**GOAL**
Filter the listing and keep only the lines with the word "Daily".

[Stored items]
+-------+
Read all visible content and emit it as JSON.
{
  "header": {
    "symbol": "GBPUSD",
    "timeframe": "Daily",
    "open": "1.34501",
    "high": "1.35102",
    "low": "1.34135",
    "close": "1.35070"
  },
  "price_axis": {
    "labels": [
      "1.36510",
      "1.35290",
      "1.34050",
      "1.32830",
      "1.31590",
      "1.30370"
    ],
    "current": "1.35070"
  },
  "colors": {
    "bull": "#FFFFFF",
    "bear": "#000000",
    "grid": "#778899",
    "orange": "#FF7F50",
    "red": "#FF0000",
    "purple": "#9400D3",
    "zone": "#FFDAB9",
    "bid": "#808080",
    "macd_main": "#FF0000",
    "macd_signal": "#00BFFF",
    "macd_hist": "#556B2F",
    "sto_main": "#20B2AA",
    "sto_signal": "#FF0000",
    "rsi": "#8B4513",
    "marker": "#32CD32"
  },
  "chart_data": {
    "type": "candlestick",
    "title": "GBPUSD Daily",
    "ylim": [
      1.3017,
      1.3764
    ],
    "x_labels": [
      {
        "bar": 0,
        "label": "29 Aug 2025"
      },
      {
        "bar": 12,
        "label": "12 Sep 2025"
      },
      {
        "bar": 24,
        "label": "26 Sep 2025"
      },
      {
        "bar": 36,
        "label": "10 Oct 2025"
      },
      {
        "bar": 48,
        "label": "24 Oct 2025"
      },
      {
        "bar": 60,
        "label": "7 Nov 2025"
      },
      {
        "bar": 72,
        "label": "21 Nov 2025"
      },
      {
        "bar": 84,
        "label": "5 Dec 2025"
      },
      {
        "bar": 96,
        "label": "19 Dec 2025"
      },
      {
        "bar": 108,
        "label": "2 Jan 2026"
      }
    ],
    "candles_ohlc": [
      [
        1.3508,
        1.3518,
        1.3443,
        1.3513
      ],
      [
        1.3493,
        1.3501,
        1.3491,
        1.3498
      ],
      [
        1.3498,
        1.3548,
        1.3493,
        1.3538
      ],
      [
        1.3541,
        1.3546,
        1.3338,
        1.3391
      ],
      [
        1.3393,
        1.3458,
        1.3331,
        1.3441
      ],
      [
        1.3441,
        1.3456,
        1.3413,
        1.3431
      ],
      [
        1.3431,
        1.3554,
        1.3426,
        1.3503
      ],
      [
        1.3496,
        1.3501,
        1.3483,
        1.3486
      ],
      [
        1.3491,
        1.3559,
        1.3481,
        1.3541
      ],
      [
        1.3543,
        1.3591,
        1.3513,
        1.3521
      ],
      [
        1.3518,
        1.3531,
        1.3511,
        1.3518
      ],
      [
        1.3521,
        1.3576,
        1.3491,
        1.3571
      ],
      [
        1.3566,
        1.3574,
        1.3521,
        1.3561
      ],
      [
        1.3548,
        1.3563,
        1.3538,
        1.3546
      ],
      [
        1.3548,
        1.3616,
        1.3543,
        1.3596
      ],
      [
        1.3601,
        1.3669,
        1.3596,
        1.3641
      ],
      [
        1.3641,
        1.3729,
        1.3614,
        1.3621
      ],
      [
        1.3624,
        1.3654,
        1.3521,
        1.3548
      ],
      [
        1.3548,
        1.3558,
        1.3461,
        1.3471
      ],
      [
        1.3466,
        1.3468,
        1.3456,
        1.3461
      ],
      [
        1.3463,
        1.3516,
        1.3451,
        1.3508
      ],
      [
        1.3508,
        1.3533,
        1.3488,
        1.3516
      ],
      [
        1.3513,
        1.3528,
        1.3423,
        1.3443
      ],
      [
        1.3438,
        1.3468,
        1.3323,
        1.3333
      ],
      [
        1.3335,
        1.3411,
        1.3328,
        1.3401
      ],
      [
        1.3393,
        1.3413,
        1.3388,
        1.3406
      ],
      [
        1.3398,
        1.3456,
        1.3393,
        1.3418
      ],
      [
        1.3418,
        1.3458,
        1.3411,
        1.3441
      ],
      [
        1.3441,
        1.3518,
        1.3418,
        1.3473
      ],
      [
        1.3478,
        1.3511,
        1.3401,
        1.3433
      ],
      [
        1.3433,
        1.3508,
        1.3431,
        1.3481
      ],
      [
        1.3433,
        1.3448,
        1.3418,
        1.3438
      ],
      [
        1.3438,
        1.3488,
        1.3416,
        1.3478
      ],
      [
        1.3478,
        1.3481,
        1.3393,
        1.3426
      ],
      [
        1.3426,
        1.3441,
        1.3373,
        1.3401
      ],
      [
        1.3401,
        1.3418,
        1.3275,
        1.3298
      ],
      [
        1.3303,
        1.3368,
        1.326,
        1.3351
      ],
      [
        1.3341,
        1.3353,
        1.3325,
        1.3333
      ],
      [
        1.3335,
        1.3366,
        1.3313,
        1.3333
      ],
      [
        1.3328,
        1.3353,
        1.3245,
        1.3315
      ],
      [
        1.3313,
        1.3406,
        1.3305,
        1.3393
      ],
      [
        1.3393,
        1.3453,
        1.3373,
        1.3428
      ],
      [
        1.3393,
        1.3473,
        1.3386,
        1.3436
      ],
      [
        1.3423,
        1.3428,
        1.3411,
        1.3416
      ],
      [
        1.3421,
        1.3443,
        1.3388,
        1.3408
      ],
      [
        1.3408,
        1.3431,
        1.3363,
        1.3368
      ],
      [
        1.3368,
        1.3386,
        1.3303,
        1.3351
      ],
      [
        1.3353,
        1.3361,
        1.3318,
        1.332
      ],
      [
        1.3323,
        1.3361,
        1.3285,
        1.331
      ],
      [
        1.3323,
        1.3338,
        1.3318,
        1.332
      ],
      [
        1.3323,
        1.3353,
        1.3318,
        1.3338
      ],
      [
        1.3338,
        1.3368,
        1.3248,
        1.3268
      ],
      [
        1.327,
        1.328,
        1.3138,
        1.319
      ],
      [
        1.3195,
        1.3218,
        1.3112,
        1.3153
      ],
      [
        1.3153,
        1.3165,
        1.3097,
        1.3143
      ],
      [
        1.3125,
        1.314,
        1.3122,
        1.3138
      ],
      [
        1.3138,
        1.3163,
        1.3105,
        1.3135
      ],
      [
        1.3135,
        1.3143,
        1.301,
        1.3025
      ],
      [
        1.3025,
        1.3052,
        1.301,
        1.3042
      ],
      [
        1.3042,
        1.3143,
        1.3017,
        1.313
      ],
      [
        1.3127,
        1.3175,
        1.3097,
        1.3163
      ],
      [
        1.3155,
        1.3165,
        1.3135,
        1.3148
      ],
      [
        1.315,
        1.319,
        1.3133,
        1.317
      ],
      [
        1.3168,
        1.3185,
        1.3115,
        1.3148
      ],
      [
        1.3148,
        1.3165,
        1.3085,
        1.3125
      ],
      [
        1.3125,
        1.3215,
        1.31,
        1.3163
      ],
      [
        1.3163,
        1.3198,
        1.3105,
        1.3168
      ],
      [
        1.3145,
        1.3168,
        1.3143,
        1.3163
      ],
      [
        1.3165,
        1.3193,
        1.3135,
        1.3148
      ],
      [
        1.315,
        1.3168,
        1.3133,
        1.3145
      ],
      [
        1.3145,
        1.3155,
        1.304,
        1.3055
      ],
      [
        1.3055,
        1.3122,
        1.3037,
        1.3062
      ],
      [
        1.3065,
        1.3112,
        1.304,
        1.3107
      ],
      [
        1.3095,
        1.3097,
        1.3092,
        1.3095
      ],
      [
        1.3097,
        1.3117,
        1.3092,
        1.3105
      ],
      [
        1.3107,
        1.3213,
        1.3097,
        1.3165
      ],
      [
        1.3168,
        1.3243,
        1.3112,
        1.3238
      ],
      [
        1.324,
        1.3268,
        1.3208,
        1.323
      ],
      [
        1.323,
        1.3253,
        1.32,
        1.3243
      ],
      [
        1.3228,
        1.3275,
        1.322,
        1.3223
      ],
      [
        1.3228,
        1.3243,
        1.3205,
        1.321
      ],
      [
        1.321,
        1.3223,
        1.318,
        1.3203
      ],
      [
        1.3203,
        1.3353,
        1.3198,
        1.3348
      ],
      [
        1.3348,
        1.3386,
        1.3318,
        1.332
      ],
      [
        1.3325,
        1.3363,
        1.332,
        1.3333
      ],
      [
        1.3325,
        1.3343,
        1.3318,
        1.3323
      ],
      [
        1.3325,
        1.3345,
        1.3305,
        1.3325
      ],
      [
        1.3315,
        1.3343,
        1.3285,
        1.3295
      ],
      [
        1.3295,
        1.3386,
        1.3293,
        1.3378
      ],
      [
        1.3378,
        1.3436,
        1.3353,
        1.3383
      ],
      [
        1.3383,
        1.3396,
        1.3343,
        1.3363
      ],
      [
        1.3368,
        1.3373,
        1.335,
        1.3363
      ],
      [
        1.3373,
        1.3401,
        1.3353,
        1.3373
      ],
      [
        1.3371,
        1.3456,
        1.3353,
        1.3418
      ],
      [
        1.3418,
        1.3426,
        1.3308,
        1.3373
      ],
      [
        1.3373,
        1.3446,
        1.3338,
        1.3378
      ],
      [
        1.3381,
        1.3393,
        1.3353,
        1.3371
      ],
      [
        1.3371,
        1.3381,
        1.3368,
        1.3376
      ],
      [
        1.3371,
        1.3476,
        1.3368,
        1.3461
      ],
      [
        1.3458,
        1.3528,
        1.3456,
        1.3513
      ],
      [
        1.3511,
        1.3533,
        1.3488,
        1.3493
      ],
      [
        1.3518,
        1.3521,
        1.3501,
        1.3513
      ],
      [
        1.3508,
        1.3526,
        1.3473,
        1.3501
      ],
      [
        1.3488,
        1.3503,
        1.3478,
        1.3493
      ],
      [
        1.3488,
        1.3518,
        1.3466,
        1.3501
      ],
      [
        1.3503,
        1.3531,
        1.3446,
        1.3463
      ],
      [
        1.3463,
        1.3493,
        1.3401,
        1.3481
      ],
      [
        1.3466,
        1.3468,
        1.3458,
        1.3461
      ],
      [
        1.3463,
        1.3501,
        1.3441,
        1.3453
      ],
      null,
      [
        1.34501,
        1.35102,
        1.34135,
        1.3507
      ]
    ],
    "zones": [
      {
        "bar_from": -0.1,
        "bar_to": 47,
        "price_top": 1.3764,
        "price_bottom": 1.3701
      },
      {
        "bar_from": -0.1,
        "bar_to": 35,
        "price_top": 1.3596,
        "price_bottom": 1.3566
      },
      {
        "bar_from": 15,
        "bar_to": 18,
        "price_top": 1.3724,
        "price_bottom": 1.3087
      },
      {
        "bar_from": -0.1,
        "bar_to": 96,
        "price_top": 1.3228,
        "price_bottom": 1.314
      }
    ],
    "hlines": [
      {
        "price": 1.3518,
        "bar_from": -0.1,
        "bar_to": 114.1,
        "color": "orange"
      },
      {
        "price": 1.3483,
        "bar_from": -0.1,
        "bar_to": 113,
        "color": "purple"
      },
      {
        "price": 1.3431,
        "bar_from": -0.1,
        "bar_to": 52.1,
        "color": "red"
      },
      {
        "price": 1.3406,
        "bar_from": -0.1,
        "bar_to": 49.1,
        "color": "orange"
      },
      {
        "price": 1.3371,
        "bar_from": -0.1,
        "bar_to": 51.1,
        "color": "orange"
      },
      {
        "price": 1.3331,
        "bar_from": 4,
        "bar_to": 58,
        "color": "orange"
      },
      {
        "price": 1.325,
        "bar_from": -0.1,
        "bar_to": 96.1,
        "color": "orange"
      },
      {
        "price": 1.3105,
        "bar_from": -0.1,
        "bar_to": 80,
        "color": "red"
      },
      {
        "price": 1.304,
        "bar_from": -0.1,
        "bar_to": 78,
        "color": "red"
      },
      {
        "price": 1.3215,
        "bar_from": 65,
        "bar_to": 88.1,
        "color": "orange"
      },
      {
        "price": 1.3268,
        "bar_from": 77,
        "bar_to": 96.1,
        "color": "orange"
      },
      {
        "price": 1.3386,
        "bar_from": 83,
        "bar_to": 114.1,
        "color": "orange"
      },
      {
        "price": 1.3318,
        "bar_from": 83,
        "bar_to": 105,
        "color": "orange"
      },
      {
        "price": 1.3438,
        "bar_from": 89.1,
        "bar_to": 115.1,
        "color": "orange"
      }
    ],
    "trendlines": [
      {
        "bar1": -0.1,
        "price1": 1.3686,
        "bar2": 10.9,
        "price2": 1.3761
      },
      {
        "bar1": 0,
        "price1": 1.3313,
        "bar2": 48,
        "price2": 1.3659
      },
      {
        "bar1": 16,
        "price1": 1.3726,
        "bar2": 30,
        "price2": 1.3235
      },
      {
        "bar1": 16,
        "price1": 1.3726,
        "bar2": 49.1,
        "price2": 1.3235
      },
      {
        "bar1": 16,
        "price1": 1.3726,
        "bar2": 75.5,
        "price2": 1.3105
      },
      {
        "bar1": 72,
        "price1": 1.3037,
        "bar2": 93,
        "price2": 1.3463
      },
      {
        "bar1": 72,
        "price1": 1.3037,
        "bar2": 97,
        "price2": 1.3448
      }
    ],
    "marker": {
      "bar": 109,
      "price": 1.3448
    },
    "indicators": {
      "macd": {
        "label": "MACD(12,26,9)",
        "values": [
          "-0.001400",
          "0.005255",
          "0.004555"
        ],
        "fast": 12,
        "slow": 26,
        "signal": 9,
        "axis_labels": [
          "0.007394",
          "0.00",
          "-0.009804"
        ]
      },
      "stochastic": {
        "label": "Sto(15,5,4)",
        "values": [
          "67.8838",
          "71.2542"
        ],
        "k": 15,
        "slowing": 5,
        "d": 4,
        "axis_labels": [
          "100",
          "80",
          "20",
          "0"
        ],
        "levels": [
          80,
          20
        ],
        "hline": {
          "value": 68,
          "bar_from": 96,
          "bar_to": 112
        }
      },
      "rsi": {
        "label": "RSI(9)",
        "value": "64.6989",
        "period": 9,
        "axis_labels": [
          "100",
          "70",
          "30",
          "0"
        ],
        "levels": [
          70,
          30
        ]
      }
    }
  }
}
+-------+
**EXERCISE RESPONSE**
    "timeframe": "Daily",
    "title": "GBPUSD Daily",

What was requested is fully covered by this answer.